_EXERCISE MATERIALS_
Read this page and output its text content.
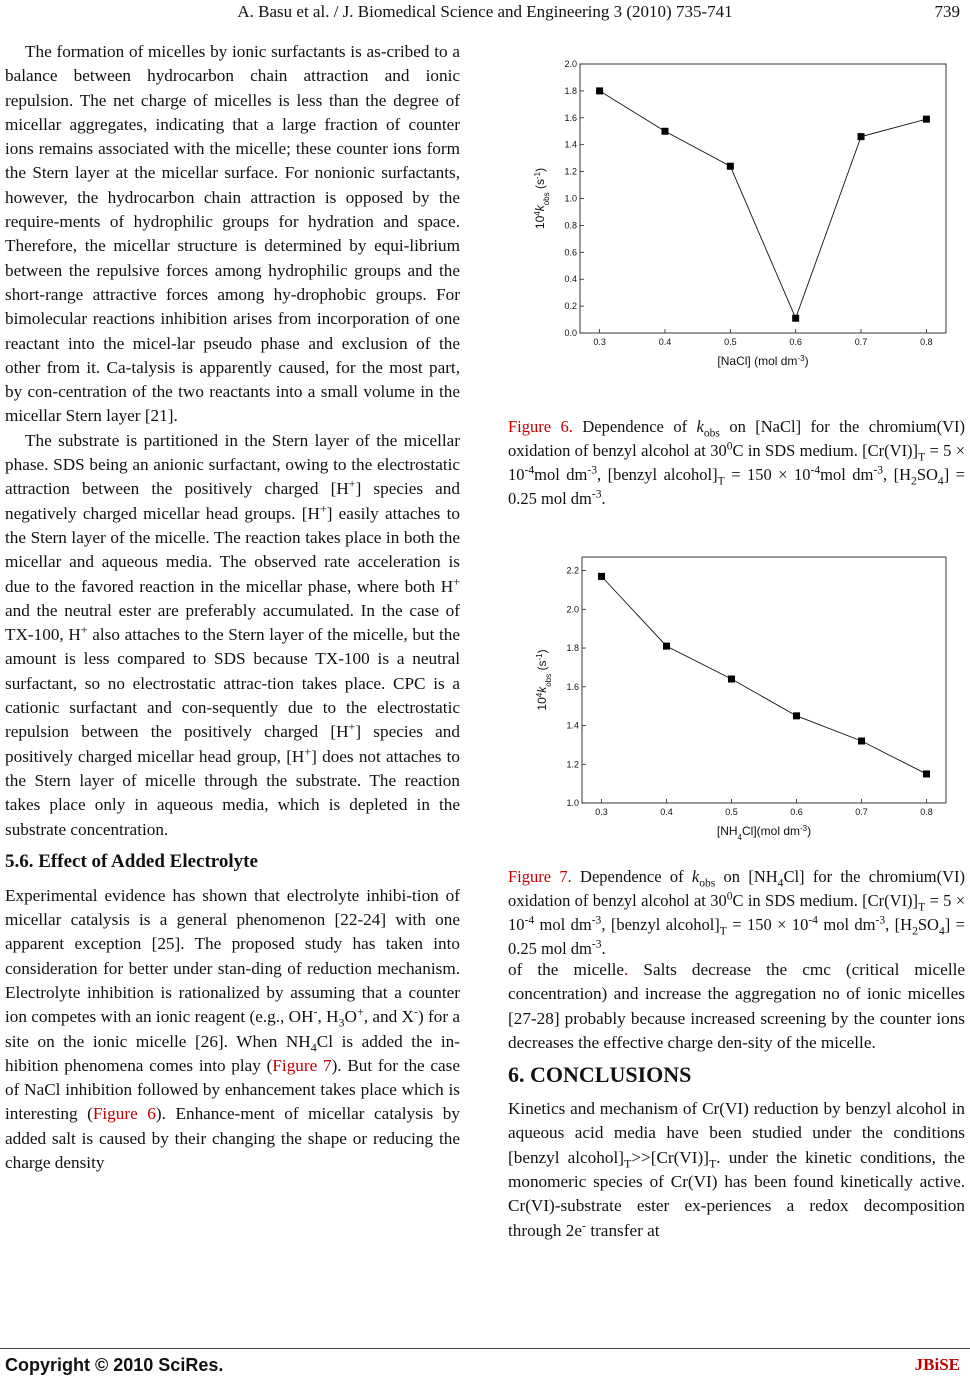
A. Basu et al. / J. Biomedical Science and Engineering 3 (2010) 735-741	739

The formation of micelles by ionic surfactants is as-cribed to a balance between hydrocarbon chain attraction and ionic repulsion. The net charge of micelles is less than the degree of micellar aggregates, indicating that a large fraction of counter ions remains associated with the micelle; these counter ions form the Stern layer at the micellar surface. For nonionic surfactants, however, the hydrocarbon chain attraction is opposed by the require-ments of hydrophilic groups for hydration and space. Therefore, the micellar structure is determined by equi-librium between the repulsive forces among hydrophilic groups and the short-range attractive forces among hy-drophobic groups. For bimolecular reactions inhibition arises from incorporation of one reactant into the micel-lar pseudo phase and exclusion of the other from it. Ca-talysis is apparently caused, for the most part, by con-centration of the two reactants into a small volume in the micellar Stern layer [21].

The substrate is partitioned in the Stern layer of the micellar phase. SDS being an anionic surfactant, owing to the electrostatic attraction between the positively charged [H+] species and negatively charged micellar head groups. [H+] easily attaches to the Stern layer of the micelle. The reaction takes place in both the micellar and aqueous media. The observed rate acceleration is due to the favored reaction in the micellar phase, where both H+ and the neutral ester are preferably accumulated. In the case of TX-100, H+ also attaches to the Stern layer of the micelle, but the amount is less compared to SDS because TX-100 is a neutral surfactant, so no electrostatic attrac-tion takes place. CPC is a cationic surfactant and con-sequently due to the electrostatic repulsion between the positively charged [H+] species and positively charged micellar head group, [H+] does not attaches to the Stern layer of micelle through the substrate. The reaction takes place only in aqueous media, which is depleted in the substrate concentration.

5.6. Effect of Added Electrolyte

Experimental evidence has shown that electrolyte inhibi-tion of micellar catalysis is a general phenomenon [22-24] with one apparent exception [25]. The proposed study has taken into consideration for better under stan-ding of reduction mechanism. Electrolyte inhibition is rationalized by assuming that a counter ion competes with an ionic reagent (e.g., OH-, $H_3O^+$, and X-) for a site on the ionic micelle [26]. When $NH_4Cl$ is added the in-hibition phenomena comes into play (Figure 7). But for the case of NaCl inhibition followed by enhancement takes place which is interesting (Figure 6). Enhance-ment of micellar catalysis by added salt is caused by their changing the shape or reducing the charge density

0.0
0.2
0.4
0.6
0.8
1.0
1.2
1.4
1.6
1.8
2.0
0.3	0.4	0.5	0.6	0.7	0.8
[NaCl] (mol $dm^{-3}$)
$10^4k_{obs}$ $(s^{-1})$

Figure 6. Dependence of $k_{obs}$ on [NaCl] for the chromium(VI) oxidation of benzyl alcohol at $30^0C$ in SDS medium. $[Cr(VI)]_T = 5 \times 10^{-4}mol$ $dm^{-3}$, [benzyl $alcohol]_T = 150 \times 10^{-4}mol$ $dm^{-3}$, $[H_2SO_4] = 0.25$ mol $dm^{-3}$.

1.0
1.2
1.4
1.6
1.8
2.0
2.2
0.3	0.4	0.5	0.6	0.7	0.8
$[NH_4Cl](mol$ $dm^{-3}$)
$10^4k_{obs}$ $(s^{-1})$

Figure 7. Dependence of $k_{obs}$ on $[NH_4Cl]$ for the chromium(VI) oxidation of benzyl alcohol at $30^0C$ in SDS medium. $[Cr(VI)]_T = 5 \times 10^{-4}$ mol $dm^{-3}$, [benzyl $alcohol]_T = 150 \times 10^{-4}$ mol $dm^{-3}$, $[H_2SO_4] = 0.25$ mol $dm^{-3}$.

of the micelle. Salts decrease the cmc (critical micelle concentration) and increase the aggregation no of ionic micelles [27-28] probably because increased screening by the counter ions decreases the effective charge den-sity of the micelle.

6. CONCLUSIONS

Kinetics and mechanism of Cr(VI) reduction by benzyl alcohol in aqueous acid media have been studied under the conditions [benzyl $alcohol]_T>>[Cr(VI)]_T$. under the kinetic conditions, the monomeric species of Cr(VI) has been found kinetically active. Cr(VI)-substrate ester ex-periences a redox decomposition through 2e- transfer at

Copyright © 2010 SciRes.	JBiSE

_TASK_
Each line in the records above should be reproduced exactly; images are not copied.

_FULL SOLUTION_
Read this page and output its text content.
A. Basu et al. / J. Biomedical Science and Engineering 3 (2010) 735-741	739

The formation of micelles by ionic surfactants is as-cribed to a balance between hydrocarbon chain attraction and ionic repulsion. The net charge of micelles is less than the degree of micellar aggregates, indicating that a large fraction of counter ions remains associated with the micelle; these counter ions form the Stern layer at the micellar surface. For nonionic surfactants, however, the hydrocarbon chain attraction is opposed by the require-ments of hydrophilic groups for hydration and space. Therefore, the micellar structure is determined by equi-librium between the repulsive forces among hydrophilic groups and the short-range attractive forces among hy-drophobic groups. For bimolecular reactions inhibition arises from incorporation of one reactant into the micel-lar pseudo phase and exclusion of the other from it. Ca-talysis is apparently caused, for the most part, by con-centration of the two reactants into a small volume in the micellar Stern layer [21].

The substrate is partitioned in the Stern layer of the micellar phase. SDS being an anionic surfactant, owing to the electrostatic attraction between the positively charged [H+] species and negatively charged micellar head groups. [H+] easily attaches to the Stern layer of the micelle. The reaction takes place in both the micellar and aqueous media. The observed rate acceleration is due to the favored reaction in the micellar phase, where both H+ and the neutral ester are preferably accumulated. In the case of TX-100, H+ also attaches to the Stern layer of the micelle, but the amount is less compared to SDS because TX-100 is a neutral surfactant, so no electrostatic attrac-tion takes place. CPC is a cationic surfactant and con-sequently due to the electrostatic repulsion between the positively charged [H+] species and positively charged micellar head group, [H+] does not attaches to the Stern layer of micelle through the substrate. The reaction takes place only in aqueous media, which is depleted in the substrate concentration.

5.6. Effect of Added Electrolyte

Experimental evidence has shown that electrolyte inhibi-tion of micellar catalysis is a general phenomenon [22-24] with one apparent exception [25]. The proposed study has taken into consideration for better under stan-ding of reduction mechanism. Electrolyte inhibition is rationalized by assuming that a counter ion competes with an ionic reagent (e.g., OH-, $H_3O^+$, and X-) for a site on the ionic micelle [26]. When $NH_4Cl$ is added the in-hibition phenomena comes into play (Figure 7). But for the case of NaCl inhibition followed by enhancement takes place which is interesting (Figure 6). Enhance-ment of micellar catalysis by added salt is caused by their changing the shape or reducing the charge density

0.0
0.2
0.4
0.6
0.8
1.0
1.2
1.4
1.6
1.8
2.0
0.3	0.4	0.5	0.6	0.7	0.8
[NaCl] (mol $dm^{-3}$)
$10^4k_{obs}$ $(s^{-1})$

Figure 6. Dependence of $k_{obs}$ on [NaCl] for the chromium(VI) oxidation of benzyl alcohol at $30^0C$ in SDS medium. $[Cr(VI)]_T = 5 \times 10^{-4}mol$ $dm^{-3}$, [benzyl $alcohol]_T = 150 \times 10^{-4}mol$ $dm^{-3}$, $[H_2SO_4] = 0.25$ mol $dm^{-3}$.

1.0
1.2
1.4
1.6
1.8
2.0
2.2
0.3	0.4	0.5	0.6	0.7	0.8
$[NH_4Cl](mol$ $dm^{-3}$)
$10^4k_{obs}$ $(s^{-1})$

Figure 7. Dependence of $k_{obs}$ on $[NH_4Cl]$ for the chromium(VI) oxidation of benzyl alcohol at $30^0C$ in SDS medium. $[Cr(VI)]_T = 5 \times 10^{-4}$ mol $dm^{-3}$, [benzyl $alcohol]_T = 150 \times 10^{-4}$ mol $dm^{-3}$, $[H_2SO_4] = 0.25$ mol $dm^{-3}$.

of the micelle. Salts decrease the cmc (critical micelle concentration) and increase the aggregation no of ionic micelles [27-28] probably because increased screening by the counter ions decreases the effective charge den-sity of the micelle.

6. CONCLUSIONS

Kinetics and mechanism of Cr(VI) reduction by benzyl alcohol in aqueous acid media have been studied under the conditions [benzyl $alcohol]_T>>[Cr(VI)]_T$. under the kinetic conditions, the monomeric species of Cr(VI) has been found kinetically active. Cr(VI)-substrate ester ex-periences a redox decomposition through 2e- transfer at

Copyright © 2010 SciRes.	JBiSE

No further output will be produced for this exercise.